• _YOUR TASK_
Each line of the material must be returned exactly.

━━━━━ LISTED ENTRIES

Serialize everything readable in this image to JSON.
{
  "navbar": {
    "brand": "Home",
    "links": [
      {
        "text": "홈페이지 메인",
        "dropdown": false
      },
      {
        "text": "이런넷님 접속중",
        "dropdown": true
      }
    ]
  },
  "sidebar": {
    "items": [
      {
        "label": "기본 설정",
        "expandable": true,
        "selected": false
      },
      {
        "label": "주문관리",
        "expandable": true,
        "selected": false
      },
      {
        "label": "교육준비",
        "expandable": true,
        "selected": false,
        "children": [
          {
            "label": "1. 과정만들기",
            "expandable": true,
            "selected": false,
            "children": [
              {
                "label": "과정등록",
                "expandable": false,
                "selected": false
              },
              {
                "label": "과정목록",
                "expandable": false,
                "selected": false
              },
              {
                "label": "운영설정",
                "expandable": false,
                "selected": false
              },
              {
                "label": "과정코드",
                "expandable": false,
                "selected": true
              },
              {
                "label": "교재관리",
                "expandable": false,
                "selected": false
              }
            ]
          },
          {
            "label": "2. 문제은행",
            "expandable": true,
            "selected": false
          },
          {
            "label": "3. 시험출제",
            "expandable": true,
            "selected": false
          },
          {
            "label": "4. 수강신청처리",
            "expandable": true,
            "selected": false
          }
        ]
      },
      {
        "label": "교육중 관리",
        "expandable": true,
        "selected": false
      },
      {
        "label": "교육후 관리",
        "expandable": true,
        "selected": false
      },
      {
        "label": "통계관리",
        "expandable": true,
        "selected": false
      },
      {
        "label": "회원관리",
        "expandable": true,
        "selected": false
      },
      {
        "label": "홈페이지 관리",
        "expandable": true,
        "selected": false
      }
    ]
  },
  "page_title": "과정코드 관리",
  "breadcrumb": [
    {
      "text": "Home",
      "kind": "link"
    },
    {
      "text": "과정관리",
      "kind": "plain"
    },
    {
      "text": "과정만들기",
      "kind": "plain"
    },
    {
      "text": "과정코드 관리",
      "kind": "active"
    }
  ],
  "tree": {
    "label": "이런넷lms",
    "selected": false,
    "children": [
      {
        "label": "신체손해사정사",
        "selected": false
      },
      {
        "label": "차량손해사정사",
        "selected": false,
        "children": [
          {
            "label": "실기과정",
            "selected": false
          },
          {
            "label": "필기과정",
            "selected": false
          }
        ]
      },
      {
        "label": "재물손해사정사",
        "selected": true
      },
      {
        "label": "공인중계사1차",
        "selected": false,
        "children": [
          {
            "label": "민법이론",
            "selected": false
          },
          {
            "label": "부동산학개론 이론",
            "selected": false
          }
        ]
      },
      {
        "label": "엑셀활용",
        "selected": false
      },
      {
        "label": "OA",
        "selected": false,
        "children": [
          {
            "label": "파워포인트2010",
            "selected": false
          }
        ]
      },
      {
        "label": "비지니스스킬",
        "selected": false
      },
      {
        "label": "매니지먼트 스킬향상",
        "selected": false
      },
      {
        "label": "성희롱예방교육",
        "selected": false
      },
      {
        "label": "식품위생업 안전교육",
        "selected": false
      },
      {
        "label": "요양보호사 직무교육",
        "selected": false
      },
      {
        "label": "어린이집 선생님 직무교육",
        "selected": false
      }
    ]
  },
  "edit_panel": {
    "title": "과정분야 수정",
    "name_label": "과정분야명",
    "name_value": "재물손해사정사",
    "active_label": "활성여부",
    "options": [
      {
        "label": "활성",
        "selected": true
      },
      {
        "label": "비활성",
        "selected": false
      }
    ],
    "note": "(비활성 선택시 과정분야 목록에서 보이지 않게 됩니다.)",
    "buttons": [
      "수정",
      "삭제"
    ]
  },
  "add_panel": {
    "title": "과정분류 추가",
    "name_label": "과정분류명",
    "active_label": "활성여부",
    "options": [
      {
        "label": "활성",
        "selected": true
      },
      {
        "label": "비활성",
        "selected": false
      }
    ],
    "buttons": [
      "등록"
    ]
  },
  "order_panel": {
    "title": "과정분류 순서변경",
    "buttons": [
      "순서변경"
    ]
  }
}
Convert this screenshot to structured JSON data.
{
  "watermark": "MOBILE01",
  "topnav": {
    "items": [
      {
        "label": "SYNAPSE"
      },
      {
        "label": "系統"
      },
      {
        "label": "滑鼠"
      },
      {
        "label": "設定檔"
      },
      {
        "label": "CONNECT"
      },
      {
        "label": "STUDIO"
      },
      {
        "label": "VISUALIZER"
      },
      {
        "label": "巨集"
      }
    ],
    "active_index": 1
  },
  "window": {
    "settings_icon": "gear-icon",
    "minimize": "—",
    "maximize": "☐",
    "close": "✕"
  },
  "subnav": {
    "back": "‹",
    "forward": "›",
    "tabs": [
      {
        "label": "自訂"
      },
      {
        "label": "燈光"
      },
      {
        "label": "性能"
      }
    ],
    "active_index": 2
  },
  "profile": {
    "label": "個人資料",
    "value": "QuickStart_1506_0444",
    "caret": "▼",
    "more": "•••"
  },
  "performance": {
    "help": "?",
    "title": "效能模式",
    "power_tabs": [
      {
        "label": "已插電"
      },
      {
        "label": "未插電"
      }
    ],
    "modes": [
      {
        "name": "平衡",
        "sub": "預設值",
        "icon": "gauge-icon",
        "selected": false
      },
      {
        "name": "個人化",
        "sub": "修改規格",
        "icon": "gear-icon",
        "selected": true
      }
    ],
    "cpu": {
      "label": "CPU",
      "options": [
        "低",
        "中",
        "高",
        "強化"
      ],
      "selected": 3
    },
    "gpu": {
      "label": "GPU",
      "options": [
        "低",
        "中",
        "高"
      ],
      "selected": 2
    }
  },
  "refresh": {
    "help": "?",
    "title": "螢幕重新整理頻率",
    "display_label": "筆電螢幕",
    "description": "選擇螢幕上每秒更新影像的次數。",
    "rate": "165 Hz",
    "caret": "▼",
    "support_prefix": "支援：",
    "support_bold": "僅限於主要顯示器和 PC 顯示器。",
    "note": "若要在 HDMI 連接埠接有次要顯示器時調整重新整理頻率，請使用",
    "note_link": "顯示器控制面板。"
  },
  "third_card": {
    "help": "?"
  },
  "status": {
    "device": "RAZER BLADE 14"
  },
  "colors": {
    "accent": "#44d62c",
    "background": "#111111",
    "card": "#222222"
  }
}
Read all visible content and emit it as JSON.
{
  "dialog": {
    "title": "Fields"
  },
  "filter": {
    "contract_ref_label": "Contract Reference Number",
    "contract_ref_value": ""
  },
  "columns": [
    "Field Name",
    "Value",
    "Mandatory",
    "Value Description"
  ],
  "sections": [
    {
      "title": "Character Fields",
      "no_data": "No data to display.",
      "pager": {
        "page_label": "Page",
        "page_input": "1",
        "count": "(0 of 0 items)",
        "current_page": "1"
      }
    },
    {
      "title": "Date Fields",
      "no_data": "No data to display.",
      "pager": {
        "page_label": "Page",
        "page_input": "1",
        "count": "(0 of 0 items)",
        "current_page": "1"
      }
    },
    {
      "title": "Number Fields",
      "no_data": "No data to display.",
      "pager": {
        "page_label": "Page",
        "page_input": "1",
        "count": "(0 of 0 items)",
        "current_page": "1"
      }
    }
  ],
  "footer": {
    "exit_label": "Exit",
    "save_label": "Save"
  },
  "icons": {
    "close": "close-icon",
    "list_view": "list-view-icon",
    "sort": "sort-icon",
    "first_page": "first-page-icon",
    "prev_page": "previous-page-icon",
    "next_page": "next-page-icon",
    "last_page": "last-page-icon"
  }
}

━━━━━━━━━━

• _EXPECTED OUTPUT_
Serialize everything readable in this image to JSON.
{
  "navbar": {
    "brand": "Home",
    "links": [
      {
        "text": "홈페이지 메인",
        "dropdown": false
      },
      {
        "text": "이런넷님 접속중",
        "dropdown": true
      }
    ]
  },
  "sidebar": {
    "items": [
      {
        "label": "기본 설정",
        "expandable": true,
        "selected": false
      },
      {
        "label": "주문관리",
        "expandable": true,
        "selected": false
      },
      {
        "label": "교육준비",
        "expandable": true,
        "selected": false,
        "children": [
          {
            "label": "1. 과정만들기",
            "expandable": true,
            "selected": false,
            "children": [
              {
                "label": "과정등록",
                "expandable": false,
                "selected": false
              },
              {
                "label": "과정목록",
                "expandable": false,
                "selected": false
              },
              {
                "label": "운영설정",
                "expandable": false,
                "selected": false
              },
              {
                "label": "과정코드",
                "expandable": false,
                "selected": true
              },
              {
                "label": "교재관리",
                "expandable": false,
                "selected": false
              }
            ]
          },
          {
            "label": "2. 문제은행",
            "expandable": true,
            "selected": false
          },
          {
            "label": "3. 시험출제",
            "expandable": true,
            "selected": false
          },
          {
            "label": "4. 수강신청처리",
            "expandable": true,
            "selected": false
          }
        ]
      },
      {
        "label": "교육중 관리",
        "expandable": true,
        "selected": false
      },
      {
        "label": "교육후 관리",
        "expandable": true,
        "selected": false
      },
      {
        "label": "통계관리",
        "expandable": true,
        "selected": false
      },
      {
        "label": "회원관리",
        "expandable": true,
        "selected": false
      },
      {
        "label": "홈페이지 관리",
        "expandable": true,
        "selected": false
      }
    ]
  },
  "page_title": "과정코드 관리",
  "breadcrumb": [
    {
      "text": "Home",
      "kind": "link"
    },
    {
      "text": "과정관리",
      "kind": "plain"
    },
    {
      "text": "과정만들기",
      "kind": "plain"
    },
    {
      "text": "과정코드 관리",
      "kind": "active"
    }
  ],
  "tree": {
    "label": "이런넷lms",
    "selected": false,
    "children": [
      {
        "label": "신체손해사정사",
        "selected": false
      },
      {
        "label": "차량손해사정사",
        "selected": false,
        "children": [
          {
            "label": "실기과정",
            "selected": false
          },
          {
            "label": "필기과정",
            "selected": false
          }
        ]
      },
      {
        "label": "재물손해사정사",
        "selected": true
      },
      {
        "label": "공인중계사1차",
        "selected": false,
        "children": [
          {
            "label": "민법이론",
            "selected": false
          },
          {
            "label": "부동산학개론 이론",
            "selected": false
          }
        ]
      },
      {
        "label": "엑셀활용",
        "selected": false
      },
      {
        "label": "OA",
        "selected": false,
        "children": [
          {
            "label": "파워포인트2010",
            "selected": false
          }
        ]
      },
      {
        "label": "비지니스스킬",
        "selected": false
      },
      {
        "label": "매니지먼트 스킬향상",
        "selected": false
      },
      {
        "label": "성희롱예방교육",
        "selected": false
      },
      {
        "label": "식품위생업 안전교육",
        "selected": false
      },
      {
        "label": "요양보호사 직무교육",
        "selected": false
      },
      {
        "label": "어린이집 선생님 직무교육",
        "selected": false
      }
    ]
  },
  "edit_panel": {
    "title": "과정분야 수정",
    "name_label": "과정분야명",
    "name_value": "재물손해사정사",
    "active_label": "활성여부",
    "options": [
      {
        "label": "활성",
        "selected": true
      },
      {
        "label": "비활성",
        "selected": false
      }
    ],
    "note": "(비활성 선택시 과정분야 목록에서 보이지 않게 됩니다.)",
    "buttons": [
      "수정",
      "삭제"
    ]
  },
  "add_panel": {
    "title": "과정분류 추가",
    "name_label": "과정분류명",
    "active_label": "활성여부",
    "options": [
      {
        "label": "활성",
        "selected": true
      },
      {
        "label": "비활성",
        "selected": false
      }
    ],
    "buttons": [
      "등록"
    ]
  },
  "order_panel": {
    "title": "과정분류 순서변경",
    "buttons": [
      "순서변경"
    ]
  }
}
Convert this screenshot to structured JSON data.
{
  "watermark": "MOBILE01",
  "topnav": {
    "items": [
      {
        "label": "SYNAPSE"
      },
      {
        "label": "系統"
      },
      {
        "label": "滑鼠"
      },
      {
        "label": "設定檔"
      },
      {
        "label": "CONNECT"
      },
      {
        "label": "STUDIO"
      },
      {
        "label": "VISUALIZER"
      },
      {
        "label": "巨集"
      }
    ],
    "active_index": 1
  },
  "window": {
    "settings_icon": "gear-icon",
    "minimize": "—",
    "maximize": "☐",
    "close": "✕"
  },
  "subnav": {
    "back": "‹",
    "forward": "›",
    "tabs": [
      {
        "label": "自訂"
      },
      {
        "label": "燈光"
      },
      {
        "label": "性能"
      }
    ],
    "active_index": 2
  },
  "profile": {
    "label": "個人資料",
    "value": "QuickStart_1506_0444",
    "caret": "▼",
    "more": "•••"
  },
  "performance": {
    "help": "?",
    "title": "效能模式",
    "power_tabs": [
      {
        "label": "已插電"
      },
      {
        "label": "未插電"
      }
    ],
    "modes": [
      {
        "name": "平衡",
        "sub": "預設值",
        "icon": "gauge-icon",
        "selected": false
      },
      {
        "name": "個人化",
        "sub": "修改規格",
        "icon": "gear-icon",
        "selected": true
      }
    ],
    "cpu": {
      "label": "CPU",
      "options": [
        "低",
        "中",
        "高",
        "強化"
      ],
      "selected": 3
    },
    "gpu": {
      "label": "GPU",
      "options": [
        "低",
        "中",
        "高"
      ],
      "selected": 2
    }
  },
  "refresh": {
    "help": "?",
    "title": "螢幕重新整理頻率",
    "display_label": "筆電螢幕",
    "description": "選擇螢幕上每秒更新影像的次數。",
    "rate": "165 Hz",
    "caret": "▼",
    "support_prefix": "支援：",
    "support_bold": "僅限於主要顯示器和 PC 顯示器。",
    "note": "若要在 HDMI 連接埠接有次要顯示器時調整重新整理頻率，請使用",
    "note_link": "顯示器控制面板。"
  },
  "third_card": {
    "help": "?"
  },
  "status": {
    "device": "RAZER BLADE 14"
  },
  "colors": {
    "accent": "#44d62c",
    "background": "#111111",
    "card": "#222222"
  }
}
Read all visible content and emit it as JSON.
{
  "dialog": {
    "title": "Fields"
  },
  "filter": {
    "contract_ref_label": "Contract Reference Number",
    "contract_ref_value": ""
  },
  "columns": [
    "Field Name",
    "Value",
    "Mandatory",
    "Value Description"
  ],
  "sections": [
    {
      "title": "Character Fields",
      "no_data": "No data to display.",
      "pager": {
        "page_label": "Page",
        "page_input": "1",
        "count": "(0 of 0 items)",
        "current_page": "1"
      }
    },
    {
      "title": "Date Fields",
      "no_data": "No data to display.",
      "pager": {
        "page_label": "Page",
        "page_input": "1",
        "count": "(0 of 0 items)",
        "current_page": "1"
      }
    },
    {
      "title": "Number Fields",
      "no_data": "No data to display.",
      "pager": {
        "page_label": "Page",
        "page_input": "1",
        "count": "(0 of 0 items)",
        "current_page": "1"
      }
    }
  ],
  "footer": {
    "exit_label": "Exit",
    "save_label": "Save"
  },
  "icons": {
    "close": "close-icon",
    "list_view": "list-view-icon",
    "sort": "sort-icon",
    "first_page": "first-page-icon",
    "prev_page": "previous-page-icon",
    "next_page": "next-page-icon",
    "last_page": "last-page-icon"
  }
}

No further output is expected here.